__Exercise task__. Below are some records; retype all of them exactly.

>> START Items

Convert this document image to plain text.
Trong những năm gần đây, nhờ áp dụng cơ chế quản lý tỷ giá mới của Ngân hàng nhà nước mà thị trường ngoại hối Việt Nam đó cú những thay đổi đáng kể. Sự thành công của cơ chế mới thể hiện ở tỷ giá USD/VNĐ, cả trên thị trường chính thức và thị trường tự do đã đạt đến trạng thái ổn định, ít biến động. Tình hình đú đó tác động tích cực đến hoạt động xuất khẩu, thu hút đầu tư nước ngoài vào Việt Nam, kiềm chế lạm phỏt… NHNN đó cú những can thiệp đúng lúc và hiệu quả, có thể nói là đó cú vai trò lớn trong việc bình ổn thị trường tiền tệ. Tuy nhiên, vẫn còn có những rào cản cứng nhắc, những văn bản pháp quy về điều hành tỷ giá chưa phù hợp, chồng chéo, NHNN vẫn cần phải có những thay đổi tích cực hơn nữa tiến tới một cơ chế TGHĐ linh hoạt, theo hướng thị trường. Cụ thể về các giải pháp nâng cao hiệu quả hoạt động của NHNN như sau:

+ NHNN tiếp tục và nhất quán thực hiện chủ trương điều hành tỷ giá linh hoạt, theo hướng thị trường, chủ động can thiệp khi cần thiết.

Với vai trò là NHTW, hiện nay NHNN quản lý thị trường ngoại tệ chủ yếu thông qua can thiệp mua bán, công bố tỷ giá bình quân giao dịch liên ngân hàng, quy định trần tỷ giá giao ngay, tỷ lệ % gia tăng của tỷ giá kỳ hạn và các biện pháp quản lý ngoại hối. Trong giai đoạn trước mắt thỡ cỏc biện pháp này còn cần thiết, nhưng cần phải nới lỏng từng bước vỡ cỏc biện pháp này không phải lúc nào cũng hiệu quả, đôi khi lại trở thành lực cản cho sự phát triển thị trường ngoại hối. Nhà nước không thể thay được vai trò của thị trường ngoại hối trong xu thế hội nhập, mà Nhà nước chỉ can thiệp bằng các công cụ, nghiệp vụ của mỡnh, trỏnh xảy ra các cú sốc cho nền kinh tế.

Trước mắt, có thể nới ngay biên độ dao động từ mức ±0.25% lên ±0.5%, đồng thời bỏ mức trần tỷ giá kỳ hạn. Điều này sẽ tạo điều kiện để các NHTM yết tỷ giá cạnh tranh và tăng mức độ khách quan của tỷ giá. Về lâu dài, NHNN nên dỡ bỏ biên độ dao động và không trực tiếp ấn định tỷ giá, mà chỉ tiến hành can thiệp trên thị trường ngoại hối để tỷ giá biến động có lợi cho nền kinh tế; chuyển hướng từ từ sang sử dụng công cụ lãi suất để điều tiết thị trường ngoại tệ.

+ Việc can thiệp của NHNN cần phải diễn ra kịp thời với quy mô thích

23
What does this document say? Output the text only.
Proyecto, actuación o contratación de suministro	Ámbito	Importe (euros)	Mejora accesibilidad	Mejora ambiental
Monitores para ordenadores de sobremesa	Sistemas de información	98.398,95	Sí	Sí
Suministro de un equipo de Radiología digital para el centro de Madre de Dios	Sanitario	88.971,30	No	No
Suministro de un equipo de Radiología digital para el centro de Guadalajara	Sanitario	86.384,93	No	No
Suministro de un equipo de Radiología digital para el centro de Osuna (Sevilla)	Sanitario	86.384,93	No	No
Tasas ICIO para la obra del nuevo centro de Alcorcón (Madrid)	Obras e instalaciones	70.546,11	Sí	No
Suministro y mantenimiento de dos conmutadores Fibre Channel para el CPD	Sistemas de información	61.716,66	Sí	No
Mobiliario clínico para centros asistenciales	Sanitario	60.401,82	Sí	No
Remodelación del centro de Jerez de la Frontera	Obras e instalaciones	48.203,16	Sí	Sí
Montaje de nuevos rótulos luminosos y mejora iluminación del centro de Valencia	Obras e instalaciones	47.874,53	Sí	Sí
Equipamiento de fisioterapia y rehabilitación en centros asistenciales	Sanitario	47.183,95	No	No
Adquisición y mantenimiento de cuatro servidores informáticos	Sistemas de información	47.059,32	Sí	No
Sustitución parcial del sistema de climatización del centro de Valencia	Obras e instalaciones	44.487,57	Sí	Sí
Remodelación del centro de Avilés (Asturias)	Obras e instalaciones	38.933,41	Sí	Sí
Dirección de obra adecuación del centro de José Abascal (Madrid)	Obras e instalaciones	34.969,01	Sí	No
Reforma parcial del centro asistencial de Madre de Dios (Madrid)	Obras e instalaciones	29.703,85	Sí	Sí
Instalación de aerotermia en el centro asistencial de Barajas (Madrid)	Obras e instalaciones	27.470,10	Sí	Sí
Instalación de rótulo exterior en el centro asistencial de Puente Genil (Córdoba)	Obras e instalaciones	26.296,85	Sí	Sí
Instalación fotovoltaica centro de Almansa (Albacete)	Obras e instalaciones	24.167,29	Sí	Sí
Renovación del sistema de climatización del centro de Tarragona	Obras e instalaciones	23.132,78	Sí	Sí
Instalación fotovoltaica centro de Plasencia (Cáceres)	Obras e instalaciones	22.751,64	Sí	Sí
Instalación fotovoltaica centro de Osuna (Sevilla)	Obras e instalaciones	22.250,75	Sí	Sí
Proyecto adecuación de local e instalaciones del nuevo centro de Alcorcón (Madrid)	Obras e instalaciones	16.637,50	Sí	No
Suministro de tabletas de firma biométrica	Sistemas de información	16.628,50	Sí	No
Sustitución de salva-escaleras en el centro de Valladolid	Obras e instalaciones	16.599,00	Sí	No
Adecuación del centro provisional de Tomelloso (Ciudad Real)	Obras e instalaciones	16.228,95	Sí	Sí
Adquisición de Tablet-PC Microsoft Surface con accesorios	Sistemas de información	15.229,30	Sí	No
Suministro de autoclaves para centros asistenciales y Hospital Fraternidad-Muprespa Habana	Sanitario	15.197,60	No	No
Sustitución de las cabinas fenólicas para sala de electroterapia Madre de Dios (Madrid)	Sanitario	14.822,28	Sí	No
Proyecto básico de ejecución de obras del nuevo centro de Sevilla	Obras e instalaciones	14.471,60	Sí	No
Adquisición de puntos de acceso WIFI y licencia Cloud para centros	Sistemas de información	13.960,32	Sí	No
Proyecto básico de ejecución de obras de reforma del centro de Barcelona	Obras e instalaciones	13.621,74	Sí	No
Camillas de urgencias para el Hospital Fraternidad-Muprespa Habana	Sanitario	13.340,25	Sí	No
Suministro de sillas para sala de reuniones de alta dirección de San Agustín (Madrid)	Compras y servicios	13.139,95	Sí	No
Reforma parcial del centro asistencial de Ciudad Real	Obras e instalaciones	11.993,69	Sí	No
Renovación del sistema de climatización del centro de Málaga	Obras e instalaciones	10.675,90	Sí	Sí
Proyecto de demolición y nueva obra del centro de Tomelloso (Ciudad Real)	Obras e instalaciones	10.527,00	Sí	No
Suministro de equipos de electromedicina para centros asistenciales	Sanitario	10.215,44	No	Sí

>> END Items

__Exercise response__.
Convert this document image to plain text.
Trong những năm gần đây, nhờ áp dụng cơ chế quản lý tỷ giá mới của Ngân hàng nhà nước mà thị trường ngoại hối Việt Nam đó cú những thay đổi đáng kể. Sự thành công của cơ chế mới thể hiện ở tỷ giá USD/VNĐ, cả trên thị trường chính thức và thị trường tự do đã đạt đến trạng thái ổn định, ít biến động. Tình hình đú đó tác động tích cực đến hoạt động xuất khẩu, thu hút đầu tư nước ngoài vào Việt Nam, kiềm chế lạm phỏt… NHNN đó cú những can thiệp đúng lúc và hiệu quả, có thể nói là đó cú vai trò lớn trong việc bình ổn thị trường tiền tệ. Tuy nhiên, vẫn còn có những rào cản cứng nhắc, những văn bản pháp quy về điều hành tỷ giá chưa phù hợp, chồng chéo, NHNN vẫn cần phải có những thay đổi tích cực hơn nữa tiến tới một cơ chế TGHĐ linh hoạt, theo hướng thị trường. Cụ thể về các giải pháp nâng cao hiệu quả hoạt động của NHNN như sau:

+ NHNN tiếp tục và nhất quán thực hiện chủ trương điều hành tỷ giá linh hoạt, theo hướng thị trường, chủ động can thiệp khi cần thiết.

Với vai trò là NHTW, hiện nay NHNN quản lý thị trường ngoại tệ chủ yếu thông qua can thiệp mua bán, công bố tỷ giá bình quân giao dịch liên ngân hàng, quy định trần tỷ giá giao ngay, tỷ lệ % gia tăng của tỷ giá kỳ hạn và các biện pháp quản lý ngoại hối. Trong giai đoạn trước mắt thỡ cỏc biện pháp này còn cần thiết, nhưng cần phải nới lỏng từng bước vỡ cỏc biện pháp này không phải lúc nào cũng hiệu quả, đôi khi lại trở thành lực cản cho sự phát triển thị trường ngoại hối. Nhà nước không thể thay được vai trò của thị trường ngoại hối trong xu thế hội nhập, mà Nhà nước chỉ can thiệp bằng các công cụ, nghiệp vụ của mỡnh, trỏnh xảy ra các cú sốc cho nền kinh tế.

Trước mắt, có thể nới ngay biên độ dao động từ mức ±0.25% lên ±0.5%, đồng thời bỏ mức trần tỷ giá kỳ hạn. Điều này sẽ tạo điều kiện để các NHTM yết tỷ giá cạnh tranh và tăng mức độ khách quan của tỷ giá. Về lâu dài, NHNN nên dỡ bỏ biên độ dao động và không trực tiếp ấn định tỷ giá, mà chỉ tiến hành can thiệp trên thị trường ngoại hối để tỷ giá biến động có lợi cho nền kinh tế; chuyển hướng từ từ sang sử dụng công cụ lãi suất để điều tiết thị trường ngoại tệ.

+ Việc can thiệp của NHNN cần phải diễn ra kịp thời với quy mô thích

23
What does this document say? Output the text only.
Proyecto, actuación o contratación de suministro	Ámbito	Importe (euros)	Mejora accesibilidad	Mejora ambiental
Monitores para ordenadores de sobremesa	Sistemas de información	98.398,95	Sí	Sí
Suministro de un equipo de Radiología digital para el centro de Madre de Dios	Sanitario	88.971,30	No	No
Suministro de un equipo de Radiología digital para el centro de Guadalajara	Sanitario	86.384,93	No	No
Suministro de un equipo de Radiología digital para el centro de Osuna (Sevilla)	Sanitario	86.384,93	No	No
Tasas ICIO para la obra del nuevo centro de Alcorcón (Madrid)	Obras e instalaciones	70.546,11	Sí	No
Suministro y mantenimiento de dos conmutadores Fibre Channel para el CPD	Sistemas de información	61.716,66	Sí	No
Mobiliario clínico para centros asistenciales	Sanitario	60.401,82	Sí	No
Remodelación del centro de Jerez de la Frontera	Obras e instalaciones	48.203,16	Sí	Sí
Montaje de nuevos rótulos luminosos y mejora iluminación del centro de Valencia	Obras e instalaciones	47.874,53	Sí	Sí
Equipamiento de fisioterapia y rehabilitación en centros asistenciales	Sanitario	47.183,95	No	No
Adquisición y mantenimiento de cuatro servidores informáticos	Sistemas de información	47.059,32	Sí	No
Sustitución parcial del sistema de climatización del centro de Valencia	Obras e instalaciones	44.487,57	Sí	Sí
Remodelación del centro de Avilés (Asturias)	Obras e instalaciones	38.933,41	Sí	Sí
Dirección de obra adecuación del centro de José Abascal (Madrid)	Obras e instalaciones	34.969,01	Sí	No
Reforma parcial del centro asistencial de Madre de Dios (Madrid)	Obras e instalaciones	29.703,85	Sí	Sí
Instalación de aerotermia en el centro asistencial de Barajas (Madrid)	Obras e instalaciones	27.470,10	Sí	Sí
Instalación de rótulo exterior en el centro asistencial de Puente Genil (Córdoba)	Obras e instalaciones	26.296,85	Sí	Sí
Instalación fotovoltaica centro de Almansa (Albacete)	Obras e instalaciones	24.167,29	Sí	Sí
Renovación del sistema de climatización del centro de Tarragona	Obras e instalaciones	23.132,78	Sí	Sí
Instalación fotovoltaica centro de Plasencia (Cáceres)	Obras e instalaciones	22.751,64	Sí	Sí
Instalación fotovoltaica centro de Osuna (Sevilla)	Obras e instalaciones	22.250,75	Sí	Sí
Proyecto adecuación de local e instalaciones del nuevo centro de Alcorcón (Madrid)	Obras e instalaciones	16.637,50	Sí	No
Suministro de tabletas de firma biométrica	Sistemas de información	16.628,50	Sí	No
Sustitución de salva-escaleras en el centro de Valladolid	Obras e instalaciones	16.599,00	Sí	No
Adecuación del centro provisional de Tomelloso (Ciudad Real)	Obras e instalaciones	16.228,95	Sí	Sí
Adquisición de Tablet-PC Microsoft Surface con accesorios	Sistemas de información	15.229,30	Sí	No
Suministro de autoclaves para centros asistenciales y Hospital Fraternidad-Muprespa Habana	Sanitario	15.197,60	No	No
Sustitución de las cabinas fenólicas para sala de electroterapia Madre de Dios (Madrid)	Sanitario	14.822,28	Sí	No
Proyecto básico de ejecución de obras del nuevo centro de Sevilla	Obras e instalaciones	14.471,60	Sí	No
Adquisición de puntos de acceso WIFI y licencia Cloud para centros	Sistemas de información	13.960,32	Sí	No
Proyecto básico de ejecución de obras de reforma del centro de Barcelona	Obras e instalaciones	13.621,74	Sí	No
Camillas de urgencias para el Hospital Fraternidad-Muprespa Habana	Sanitario	13.340,25	Sí	No
Suministro de sillas para sala de reuniones de alta dirección de San Agustín (Madrid)	Compras y servicios	13.139,95	Sí	No
Reforma parcial del centro asistencial de Ciudad Real	Obras e instalaciones	11.993,69	Sí	No
Renovación del sistema de climatización del centro de Málaga	Obras e instalaciones	10.675,90	Sí	Sí
Proyecto de demolición y nueva obra del centro de Tomelloso (Ciudad Real)	Obras e instalaciones	10.527,00	Sí	No
Suministro de equipos de electromedicina para centros asistenciales	Sanitario	10.215,44	No	Sí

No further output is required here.